## EXERCISE:
Transcribe the records below exactly as they appear.

## EXTRACTED RECORDS:
════════════════
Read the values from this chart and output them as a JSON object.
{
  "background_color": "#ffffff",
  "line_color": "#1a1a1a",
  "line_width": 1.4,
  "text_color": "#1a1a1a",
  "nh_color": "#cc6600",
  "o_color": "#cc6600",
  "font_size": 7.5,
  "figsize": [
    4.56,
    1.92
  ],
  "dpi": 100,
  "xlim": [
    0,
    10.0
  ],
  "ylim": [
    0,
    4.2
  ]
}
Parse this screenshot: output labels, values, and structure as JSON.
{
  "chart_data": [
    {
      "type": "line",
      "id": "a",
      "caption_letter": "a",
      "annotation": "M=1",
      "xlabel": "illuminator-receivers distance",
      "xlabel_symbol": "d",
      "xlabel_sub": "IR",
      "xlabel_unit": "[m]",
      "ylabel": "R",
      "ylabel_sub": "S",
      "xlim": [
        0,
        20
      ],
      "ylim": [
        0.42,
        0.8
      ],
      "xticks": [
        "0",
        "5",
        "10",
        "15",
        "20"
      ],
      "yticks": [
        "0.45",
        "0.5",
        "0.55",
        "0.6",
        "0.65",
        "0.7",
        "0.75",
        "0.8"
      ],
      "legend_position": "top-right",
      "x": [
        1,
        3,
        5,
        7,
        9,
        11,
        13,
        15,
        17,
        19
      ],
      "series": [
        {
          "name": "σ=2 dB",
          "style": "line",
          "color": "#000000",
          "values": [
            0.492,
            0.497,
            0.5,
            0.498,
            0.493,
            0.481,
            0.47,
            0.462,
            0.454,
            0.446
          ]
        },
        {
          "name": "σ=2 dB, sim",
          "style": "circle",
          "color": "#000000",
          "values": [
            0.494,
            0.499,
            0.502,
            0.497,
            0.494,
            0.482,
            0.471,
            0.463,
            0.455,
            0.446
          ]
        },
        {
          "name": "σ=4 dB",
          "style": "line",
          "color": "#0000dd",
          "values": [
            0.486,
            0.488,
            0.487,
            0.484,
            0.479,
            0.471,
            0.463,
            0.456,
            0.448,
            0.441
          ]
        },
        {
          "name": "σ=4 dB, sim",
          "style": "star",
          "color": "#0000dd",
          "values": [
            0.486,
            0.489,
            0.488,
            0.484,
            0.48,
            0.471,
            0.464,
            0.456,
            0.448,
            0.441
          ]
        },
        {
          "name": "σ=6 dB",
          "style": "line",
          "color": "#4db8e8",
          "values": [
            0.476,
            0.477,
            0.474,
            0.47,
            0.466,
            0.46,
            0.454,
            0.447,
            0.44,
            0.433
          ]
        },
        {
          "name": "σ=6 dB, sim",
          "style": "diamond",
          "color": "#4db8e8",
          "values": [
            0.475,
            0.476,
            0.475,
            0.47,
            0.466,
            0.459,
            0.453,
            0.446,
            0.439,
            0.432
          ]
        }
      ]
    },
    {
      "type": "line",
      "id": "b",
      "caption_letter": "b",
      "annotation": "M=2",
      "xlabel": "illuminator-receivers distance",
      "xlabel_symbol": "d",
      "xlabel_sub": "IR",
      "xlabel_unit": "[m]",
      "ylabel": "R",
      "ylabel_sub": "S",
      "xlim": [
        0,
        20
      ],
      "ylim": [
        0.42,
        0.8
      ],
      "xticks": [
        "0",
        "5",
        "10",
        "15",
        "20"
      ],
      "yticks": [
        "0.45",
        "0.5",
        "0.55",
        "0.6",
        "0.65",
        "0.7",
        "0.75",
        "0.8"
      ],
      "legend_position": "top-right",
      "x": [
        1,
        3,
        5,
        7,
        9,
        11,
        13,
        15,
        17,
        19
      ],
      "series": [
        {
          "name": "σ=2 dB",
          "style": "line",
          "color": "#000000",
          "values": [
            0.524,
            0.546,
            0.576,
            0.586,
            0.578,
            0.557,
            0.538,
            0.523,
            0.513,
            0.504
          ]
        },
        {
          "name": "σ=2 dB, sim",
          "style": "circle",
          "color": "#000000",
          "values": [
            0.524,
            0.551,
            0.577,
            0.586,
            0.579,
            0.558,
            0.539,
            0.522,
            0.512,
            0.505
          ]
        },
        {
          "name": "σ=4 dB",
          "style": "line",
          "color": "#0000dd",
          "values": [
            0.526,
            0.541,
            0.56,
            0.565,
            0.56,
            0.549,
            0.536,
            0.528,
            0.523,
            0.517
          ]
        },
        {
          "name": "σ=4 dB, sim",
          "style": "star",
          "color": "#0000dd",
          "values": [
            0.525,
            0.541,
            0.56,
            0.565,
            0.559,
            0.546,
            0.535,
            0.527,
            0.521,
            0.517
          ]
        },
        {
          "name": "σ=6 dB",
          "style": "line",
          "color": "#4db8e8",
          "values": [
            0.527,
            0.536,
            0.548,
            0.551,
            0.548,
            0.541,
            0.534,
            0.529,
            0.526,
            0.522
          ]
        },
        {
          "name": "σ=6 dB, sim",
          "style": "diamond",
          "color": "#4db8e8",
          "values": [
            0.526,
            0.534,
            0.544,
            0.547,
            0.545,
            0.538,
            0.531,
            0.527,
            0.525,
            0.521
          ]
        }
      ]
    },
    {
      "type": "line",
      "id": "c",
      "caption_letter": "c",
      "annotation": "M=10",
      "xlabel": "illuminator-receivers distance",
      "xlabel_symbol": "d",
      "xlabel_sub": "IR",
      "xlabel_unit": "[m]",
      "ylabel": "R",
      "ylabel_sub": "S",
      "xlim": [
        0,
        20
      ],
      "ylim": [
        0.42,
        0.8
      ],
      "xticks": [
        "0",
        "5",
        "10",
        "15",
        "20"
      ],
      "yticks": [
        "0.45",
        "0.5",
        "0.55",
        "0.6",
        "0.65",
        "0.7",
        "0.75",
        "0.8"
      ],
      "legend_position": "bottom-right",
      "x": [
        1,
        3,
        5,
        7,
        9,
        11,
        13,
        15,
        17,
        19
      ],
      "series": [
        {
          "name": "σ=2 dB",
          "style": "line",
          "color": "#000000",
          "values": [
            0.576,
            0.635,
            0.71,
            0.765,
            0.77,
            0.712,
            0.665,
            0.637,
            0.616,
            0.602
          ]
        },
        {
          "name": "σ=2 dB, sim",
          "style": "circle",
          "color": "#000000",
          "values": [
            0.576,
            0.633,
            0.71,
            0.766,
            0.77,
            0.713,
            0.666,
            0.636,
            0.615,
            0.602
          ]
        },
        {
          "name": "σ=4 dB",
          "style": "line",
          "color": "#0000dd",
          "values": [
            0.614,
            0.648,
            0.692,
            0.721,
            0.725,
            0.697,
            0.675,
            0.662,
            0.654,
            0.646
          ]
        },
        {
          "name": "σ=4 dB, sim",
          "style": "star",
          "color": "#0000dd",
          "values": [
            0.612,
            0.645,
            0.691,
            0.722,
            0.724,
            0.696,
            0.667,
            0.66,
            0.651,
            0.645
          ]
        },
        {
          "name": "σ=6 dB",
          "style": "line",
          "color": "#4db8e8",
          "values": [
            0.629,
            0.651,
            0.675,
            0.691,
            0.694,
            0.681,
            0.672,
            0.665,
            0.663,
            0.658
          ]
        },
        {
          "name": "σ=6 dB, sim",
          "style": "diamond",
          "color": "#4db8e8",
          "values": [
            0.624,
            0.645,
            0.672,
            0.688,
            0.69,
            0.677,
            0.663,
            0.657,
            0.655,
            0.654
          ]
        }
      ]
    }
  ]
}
════════════════
## FULL ANSWER:
Read the values from this chart and output them as a JSON object.
{
  "background_color": "#ffffff",
  "line_color": "#1a1a1a",
  "line_width": 1.4,
  "text_color": "#1a1a1a",
  "nh_color": "#cc6600",
  "o_color": "#cc6600",
  "font_size": 7.5,
  "figsize": [
    4.56,
    1.92
  ],
  "dpi": 100,
  "xlim": [
    0,
    10.0
  ],
  "ylim": [
    0,
    4.2
  ]
}
Parse this screenshot: output labels, values, and structure as JSON.
{
  "chart_data": [
    {
      "type": "line",
      "id": "a",
      "caption_letter": "a",
      "annotation": "M=1",
      "xlabel": "illuminator-receivers distance",
      "xlabel_symbol": "d",
      "xlabel_sub": "IR",
      "xlabel_unit": "[m]",
      "ylabel": "R",
      "ylabel_sub": "S",
      "xlim": [
        0,
        20
      ],
      "ylim": [
        0.42,
        0.8
      ],
      "xticks": [
        "0",
        "5",
        "10",
        "15",
        "20"
      ],
      "yticks": [
        "0.45",
        "0.5",
        "0.55",
        "0.6",
        "0.65",
        "0.7",
        "0.75",
        "0.8"
      ],
      "legend_position": "top-right",
      "x": [
        1,
        3,
        5,
        7,
        9,
        11,
        13,
        15,
        17,
        19
      ],
      "series": [
        {
          "name": "σ=2 dB",
          "style": "line",
          "color": "#000000",
          "values": [
            0.492,
            0.497,
            0.5,
            0.498,
            0.493,
            0.481,
            0.47,
            0.462,
            0.454,
            0.446
          ]
        },
        {
          "name": "σ=2 dB, sim",
          "style": "circle",
          "color": "#000000",
          "values": [
            0.494,
            0.499,
            0.502,
            0.497,
            0.494,
            0.482,
            0.471,
            0.463,
            0.455,
            0.446
          ]
        },
        {
          "name": "σ=4 dB",
          "style": "line",
          "color": "#0000dd",
          "values": [
            0.486,
            0.488,
            0.487,
            0.484,
            0.479,
            0.471,
            0.463,
            0.456,
            0.448,
            0.441
          ]
        },
        {
          "name": "σ=4 dB, sim",
          "style": "star",
          "color": "#0000dd",
          "values": [
            0.486,
            0.489,
            0.488,
            0.484,
            0.48,
            0.471,
            0.464,
            0.456,
            0.448,
            0.441
          ]
        },
        {
          "name": "σ=6 dB",
          "style": "line",
          "color": "#4db8e8",
          "values": [
            0.476,
            0.477,
            0.474,
            0.47,
            0.466,
            0.46,
            0.454,
            0.447,
            0.44,
            0.433
          ]
        },
        {
          "name": "σ=6 dB, sim",
          "style": "diamond",
          "color": "#4db8e8",
          "values": [
            0.475,
            0.476,
            0.475,
            0.47,
            0.466,
            0.459,
            0.453,
            0.446,
            0.439,
            0.432
          ]
        }
      ]
    },
    {
      "type": "line",
      "id": "b",
      "caption_letter": "b",
      "annotation": "M=2",
      "xlabel": "illuminator-receivers distance",
      "xlabel_symbol": "d",
      "xlabel_sub": "IR",
      "xlabel_unit": "[m]",
      "ylabel": "R",
      "ylabel_sub": "S",
      "xlim": [
        0,
        20
      ],
      "ylim": [
        0.42,
        0.8
      ],
      "xticks": [
        "0",
        "5",
        "10",
        "15",
        "20"
      ],
      "yticks": [
        "0.45",
        "0.5",
        "0.55",
        "0.6",
        "0.65",
        "0.7",
        "0.75",
        "0.8"
      ],
      "legend_position": "top-right",
      "x": [
        1,
        3,
        5,
        7,
        9,
        11,
        13,
        15,
        17,
        19
      ],
      "series": [
        {
          "name": "σ=2 dB",
          "style": "line",
          "color": "#000000",
          "values": [
            0.524,
            0.546,
            0.576,
            0.586,
            0.578,
            0.557,
            0.538,
            0.523,
            0.513,
            0.504
          ]
        },
        {
          "name": "σ=2 dB, sim",
          "style": "circle",
          "color": "#000000",
          "values": [
            0.524,
            0.551,
            0.577,
            0.586,
            0.579,
            0.558,
            0.539,
            0.522,
            0.512,
            0.505
          ]
        },
        {
          "name": "σ=4 dB",
          "style": "line",
          "color": "#0000dd",
          "values": [
            0.526,
            0.541,
            0.56,
            0.565,
            0.56,
            0.549,
            0.536,
            0.528,
            0.523,
            0.517
          ]
        },
        {
          "name": "σ=4 dB, sim",
          "style": "star",
          "color": "#0000dd",
          "values": [
            0.525,
            0.541,
            0.56,
            0.565,
            0.559,
            0.546,
            0.535,
            0.527,
            0.521,
            0.517
          ]
        },
        {
          "name": "σ=6 dB",
          "style": "line",
          "color": "#4db8e8",
          "values": [
            0.527,
            0.536,
            0.548,
            0.551,
            0.548,
            0.541,
            0.534,
            0.529,
            0.526,
            0.522
          ]
        },
        {
          "name": "σ=6 dB, sim",
          "style": "diamond",
          "color": "#4db8e8",
          "values": [
            0.526,
            0.534,
            0.544,
            0.547,
            0.545,
            0.538,
            0.531,
            0.527,
            0.525,
            0.521
          ]
        }
      ]
    },
    {
      "type": "line",
      "id": "c",
      "caption_letter": "c",
      "annotation": "M=10",
      "xlabel": "illuminator-receivers distance",
      "xlabel_symbol": "d",
      "xlabel_sub": "IR",
      "xlabel_unit": "[m]",
      "ylabel": "R",
      "ylabel_sub": "S",
      "xlim": [
        0,
        20
      ],
      "ylim": [
        0.42,
        0.8
      ],
      "xticks": [
        "0",
        "5",
        "10",
        "15",
        "20"
      ],
      "yticks": [
        "0.45",
        "0.5",
        "0.55",
        "0.6",
        "0.65",
        "0.7",
        "0.75",
        "0.8"
      ],
      "legend_position": "bottom-right",
      "x": [
        1,
        3,
        5,
        7,
        9,
        11,
        13,
        15,
        17,
        19
      ],
      "series": [
        {
          "name": "σ=2 dB",
          "style": "line",
          "color": "#000000",
          "values": [
            0.576,
            0.635,
            0.71,
            0.765,
            0.77,
            0.712,
            0.665,
            0.637,
            0.616,
            0.602
          ]
        },
        {
          "name": "σ=2 dB, sim",
          "style": "circle",
          "color": "#000000",
          "values": [
            0.576,
            0.633,
            0.71,
            0.766,
            0.77,
            0.713,
            0.666,
            0.636,
            0.615,
            0.602
          ]
        },
        {
          "name": "σ=4 dB",
          "style": "line",
          "color": "#0000dd",
          "values": [
            0.614,
            0.648,
            0.692,
            0.721,
            0.725,
            0.697,
            0.675,
            0.662,
            0.654,
            0.646
          ]
        },
        {
          "name": "σ=4 dB, sim",
          "style": "star",
          "color": "#0000dd",
          "values": [
            0.612,
            0.645,
            0.691,
            0.722,
            0.724,
            0.696,
            0.667,
            0.66,
            0.651,
            0.645
          ]
        },
        {
          "name": "σ=6 dB",
          "style": "line",
          "color": "#4db8e8",
          "values": [
            0.629,
            0.651,
            0.675,
            0.691,
            0.694,
            0.681,
            0.672,
            0.665,
            0.663,
            0.658
          ]
        },
        {
          "name": "σ=6 dB, sim",
          "style": "diamond",
          "color": "#4db8e8",
          "values": [
            0.624,
            0.645,
            0.672,
            0.688,
            0.69,
            0.677,
            0.663,
            0.657,
            0.655,
            0.654
          ]
        }
      ]
    }
  ]
}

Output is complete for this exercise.